*** Opening RECORDS FOR THE EXERCISE ***

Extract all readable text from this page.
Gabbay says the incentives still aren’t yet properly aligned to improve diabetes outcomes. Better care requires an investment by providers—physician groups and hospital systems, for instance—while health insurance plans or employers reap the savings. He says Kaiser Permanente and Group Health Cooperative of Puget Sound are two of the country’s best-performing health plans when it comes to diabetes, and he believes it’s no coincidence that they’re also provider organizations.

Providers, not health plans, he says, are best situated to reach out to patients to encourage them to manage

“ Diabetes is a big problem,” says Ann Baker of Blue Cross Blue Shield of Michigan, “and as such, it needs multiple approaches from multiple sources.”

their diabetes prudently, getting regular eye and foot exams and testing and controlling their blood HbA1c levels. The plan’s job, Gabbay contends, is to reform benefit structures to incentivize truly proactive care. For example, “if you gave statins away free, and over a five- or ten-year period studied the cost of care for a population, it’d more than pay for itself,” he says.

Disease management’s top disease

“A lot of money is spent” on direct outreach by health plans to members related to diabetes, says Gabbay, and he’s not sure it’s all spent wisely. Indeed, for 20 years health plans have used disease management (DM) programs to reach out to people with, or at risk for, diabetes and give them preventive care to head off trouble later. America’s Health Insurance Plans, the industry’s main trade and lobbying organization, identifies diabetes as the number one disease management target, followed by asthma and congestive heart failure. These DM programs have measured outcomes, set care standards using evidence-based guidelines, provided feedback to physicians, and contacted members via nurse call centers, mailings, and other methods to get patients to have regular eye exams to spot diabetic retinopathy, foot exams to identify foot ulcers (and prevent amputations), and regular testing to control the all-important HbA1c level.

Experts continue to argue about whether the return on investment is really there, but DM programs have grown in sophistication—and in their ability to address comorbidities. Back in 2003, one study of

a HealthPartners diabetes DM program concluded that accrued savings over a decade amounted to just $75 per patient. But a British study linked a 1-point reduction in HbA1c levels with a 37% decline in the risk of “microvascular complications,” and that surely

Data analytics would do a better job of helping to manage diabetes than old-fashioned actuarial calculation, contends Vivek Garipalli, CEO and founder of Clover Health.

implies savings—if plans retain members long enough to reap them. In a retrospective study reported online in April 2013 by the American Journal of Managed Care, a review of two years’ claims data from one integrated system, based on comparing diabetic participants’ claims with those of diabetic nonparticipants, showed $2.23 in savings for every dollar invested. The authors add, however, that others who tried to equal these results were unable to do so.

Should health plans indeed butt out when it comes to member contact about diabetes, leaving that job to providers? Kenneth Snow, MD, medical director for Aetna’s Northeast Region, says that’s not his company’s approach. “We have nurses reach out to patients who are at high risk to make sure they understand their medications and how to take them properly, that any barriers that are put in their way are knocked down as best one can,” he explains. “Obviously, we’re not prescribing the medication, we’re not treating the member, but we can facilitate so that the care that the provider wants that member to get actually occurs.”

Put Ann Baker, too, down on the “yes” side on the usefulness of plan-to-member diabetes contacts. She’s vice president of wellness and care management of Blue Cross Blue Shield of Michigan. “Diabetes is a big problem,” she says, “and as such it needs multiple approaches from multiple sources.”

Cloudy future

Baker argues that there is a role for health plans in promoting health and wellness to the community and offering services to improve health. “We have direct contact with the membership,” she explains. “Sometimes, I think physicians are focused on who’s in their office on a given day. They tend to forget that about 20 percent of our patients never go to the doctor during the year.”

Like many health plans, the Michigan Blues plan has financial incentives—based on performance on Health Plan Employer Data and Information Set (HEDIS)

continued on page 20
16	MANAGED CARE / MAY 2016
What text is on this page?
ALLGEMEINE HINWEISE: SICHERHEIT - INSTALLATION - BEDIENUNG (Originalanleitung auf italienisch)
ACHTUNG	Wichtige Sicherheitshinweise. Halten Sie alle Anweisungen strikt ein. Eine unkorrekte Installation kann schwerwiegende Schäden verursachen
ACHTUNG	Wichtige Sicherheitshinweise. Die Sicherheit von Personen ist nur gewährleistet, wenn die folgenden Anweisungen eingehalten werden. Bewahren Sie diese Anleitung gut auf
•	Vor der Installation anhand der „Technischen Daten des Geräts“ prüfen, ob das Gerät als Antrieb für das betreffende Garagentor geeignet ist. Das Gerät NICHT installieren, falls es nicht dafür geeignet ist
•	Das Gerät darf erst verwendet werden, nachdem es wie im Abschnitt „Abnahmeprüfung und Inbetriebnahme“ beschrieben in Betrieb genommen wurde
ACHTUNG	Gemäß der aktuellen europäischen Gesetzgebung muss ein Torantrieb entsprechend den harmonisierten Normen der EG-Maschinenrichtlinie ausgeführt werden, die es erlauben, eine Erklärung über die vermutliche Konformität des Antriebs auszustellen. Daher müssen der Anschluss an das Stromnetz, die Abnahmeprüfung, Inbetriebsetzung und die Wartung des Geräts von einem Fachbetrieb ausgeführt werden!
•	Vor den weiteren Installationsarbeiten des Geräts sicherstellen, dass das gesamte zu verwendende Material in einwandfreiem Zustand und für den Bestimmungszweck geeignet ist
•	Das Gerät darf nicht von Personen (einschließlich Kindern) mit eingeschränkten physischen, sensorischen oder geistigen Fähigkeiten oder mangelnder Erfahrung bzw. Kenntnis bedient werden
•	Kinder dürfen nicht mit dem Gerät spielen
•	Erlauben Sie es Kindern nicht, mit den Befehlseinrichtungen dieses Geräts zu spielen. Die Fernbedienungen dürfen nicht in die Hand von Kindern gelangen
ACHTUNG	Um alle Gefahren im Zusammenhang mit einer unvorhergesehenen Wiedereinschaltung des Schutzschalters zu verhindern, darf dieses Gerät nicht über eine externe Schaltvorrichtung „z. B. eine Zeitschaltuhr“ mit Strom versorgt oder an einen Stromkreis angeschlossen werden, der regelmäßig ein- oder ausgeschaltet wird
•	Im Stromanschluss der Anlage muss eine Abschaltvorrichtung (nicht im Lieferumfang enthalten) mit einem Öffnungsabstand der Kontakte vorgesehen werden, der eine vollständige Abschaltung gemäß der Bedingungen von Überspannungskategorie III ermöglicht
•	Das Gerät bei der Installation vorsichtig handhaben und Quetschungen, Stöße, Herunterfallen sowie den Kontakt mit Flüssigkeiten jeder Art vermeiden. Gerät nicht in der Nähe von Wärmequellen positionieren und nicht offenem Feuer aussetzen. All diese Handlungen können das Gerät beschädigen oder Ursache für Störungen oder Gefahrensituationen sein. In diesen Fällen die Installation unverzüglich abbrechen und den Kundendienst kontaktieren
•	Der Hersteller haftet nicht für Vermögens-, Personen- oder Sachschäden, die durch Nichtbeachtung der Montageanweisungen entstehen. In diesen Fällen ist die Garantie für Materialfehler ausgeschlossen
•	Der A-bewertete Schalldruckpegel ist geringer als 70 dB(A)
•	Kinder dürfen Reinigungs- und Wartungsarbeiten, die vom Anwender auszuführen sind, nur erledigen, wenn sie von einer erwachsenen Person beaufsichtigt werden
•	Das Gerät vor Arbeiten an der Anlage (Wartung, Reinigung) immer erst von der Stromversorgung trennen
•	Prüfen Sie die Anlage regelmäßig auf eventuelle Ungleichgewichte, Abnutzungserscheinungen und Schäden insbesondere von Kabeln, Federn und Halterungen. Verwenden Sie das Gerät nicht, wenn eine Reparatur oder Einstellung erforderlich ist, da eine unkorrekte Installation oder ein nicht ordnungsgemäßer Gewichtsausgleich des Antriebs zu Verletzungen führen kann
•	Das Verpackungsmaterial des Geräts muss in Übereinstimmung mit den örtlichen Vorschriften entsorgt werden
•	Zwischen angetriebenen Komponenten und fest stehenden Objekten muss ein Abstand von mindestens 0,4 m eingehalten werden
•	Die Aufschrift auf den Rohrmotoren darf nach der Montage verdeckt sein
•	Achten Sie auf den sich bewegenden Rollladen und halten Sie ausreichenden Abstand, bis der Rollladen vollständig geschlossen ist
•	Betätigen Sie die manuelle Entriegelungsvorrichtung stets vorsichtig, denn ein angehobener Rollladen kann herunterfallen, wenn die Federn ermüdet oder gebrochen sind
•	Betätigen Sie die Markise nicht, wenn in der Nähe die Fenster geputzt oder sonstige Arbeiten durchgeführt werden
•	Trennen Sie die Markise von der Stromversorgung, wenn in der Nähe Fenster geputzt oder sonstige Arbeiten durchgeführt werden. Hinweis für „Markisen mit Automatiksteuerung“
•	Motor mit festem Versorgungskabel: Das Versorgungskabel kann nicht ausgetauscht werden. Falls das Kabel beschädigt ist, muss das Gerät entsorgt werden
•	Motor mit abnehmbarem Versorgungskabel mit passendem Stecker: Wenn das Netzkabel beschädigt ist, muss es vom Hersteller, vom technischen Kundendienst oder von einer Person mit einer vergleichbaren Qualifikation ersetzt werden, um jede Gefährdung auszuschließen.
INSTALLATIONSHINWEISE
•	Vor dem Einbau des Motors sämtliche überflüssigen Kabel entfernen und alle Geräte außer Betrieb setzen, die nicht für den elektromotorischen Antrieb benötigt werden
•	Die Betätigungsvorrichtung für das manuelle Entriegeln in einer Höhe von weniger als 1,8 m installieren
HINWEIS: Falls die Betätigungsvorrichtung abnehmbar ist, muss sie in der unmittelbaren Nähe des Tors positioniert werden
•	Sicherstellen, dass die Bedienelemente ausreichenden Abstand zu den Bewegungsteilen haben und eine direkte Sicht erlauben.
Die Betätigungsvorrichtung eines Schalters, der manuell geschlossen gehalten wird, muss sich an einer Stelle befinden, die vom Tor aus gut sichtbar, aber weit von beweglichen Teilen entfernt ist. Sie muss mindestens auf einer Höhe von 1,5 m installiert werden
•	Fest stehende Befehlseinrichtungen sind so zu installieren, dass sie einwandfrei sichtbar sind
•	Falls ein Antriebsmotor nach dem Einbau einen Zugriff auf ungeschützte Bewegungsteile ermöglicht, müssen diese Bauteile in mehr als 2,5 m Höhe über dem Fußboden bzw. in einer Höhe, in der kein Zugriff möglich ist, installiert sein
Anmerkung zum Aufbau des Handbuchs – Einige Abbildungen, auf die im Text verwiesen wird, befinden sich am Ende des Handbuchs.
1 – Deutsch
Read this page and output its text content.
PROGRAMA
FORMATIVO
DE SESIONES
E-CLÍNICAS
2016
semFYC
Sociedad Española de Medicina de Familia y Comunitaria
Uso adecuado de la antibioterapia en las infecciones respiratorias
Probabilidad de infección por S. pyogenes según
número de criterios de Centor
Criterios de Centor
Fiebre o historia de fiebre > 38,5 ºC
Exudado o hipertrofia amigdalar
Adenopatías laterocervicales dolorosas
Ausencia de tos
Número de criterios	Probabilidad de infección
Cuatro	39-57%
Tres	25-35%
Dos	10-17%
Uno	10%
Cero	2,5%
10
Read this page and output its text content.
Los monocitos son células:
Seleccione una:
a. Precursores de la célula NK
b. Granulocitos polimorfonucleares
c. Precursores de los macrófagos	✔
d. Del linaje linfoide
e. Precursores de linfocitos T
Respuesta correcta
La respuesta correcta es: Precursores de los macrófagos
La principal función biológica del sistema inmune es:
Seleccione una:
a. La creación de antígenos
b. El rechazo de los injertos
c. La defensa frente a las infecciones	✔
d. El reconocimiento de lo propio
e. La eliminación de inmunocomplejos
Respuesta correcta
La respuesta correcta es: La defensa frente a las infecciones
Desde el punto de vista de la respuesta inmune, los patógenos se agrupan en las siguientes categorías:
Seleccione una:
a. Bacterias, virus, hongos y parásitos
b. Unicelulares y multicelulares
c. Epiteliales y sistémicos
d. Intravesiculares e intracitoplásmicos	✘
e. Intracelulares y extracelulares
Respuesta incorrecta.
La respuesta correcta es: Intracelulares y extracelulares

*** Closing RECORDS FOR THE EXERCISE ***

*REQUIRED ACTION:*
When a line in the records above contains the word "inmune", copy it.

*ANSWER SECTION:*
La principal función biológica del sistema inmune es:
Desde el punto de vista de la respuesta inmune, los patógenos se agrupan en las siguientes categorías:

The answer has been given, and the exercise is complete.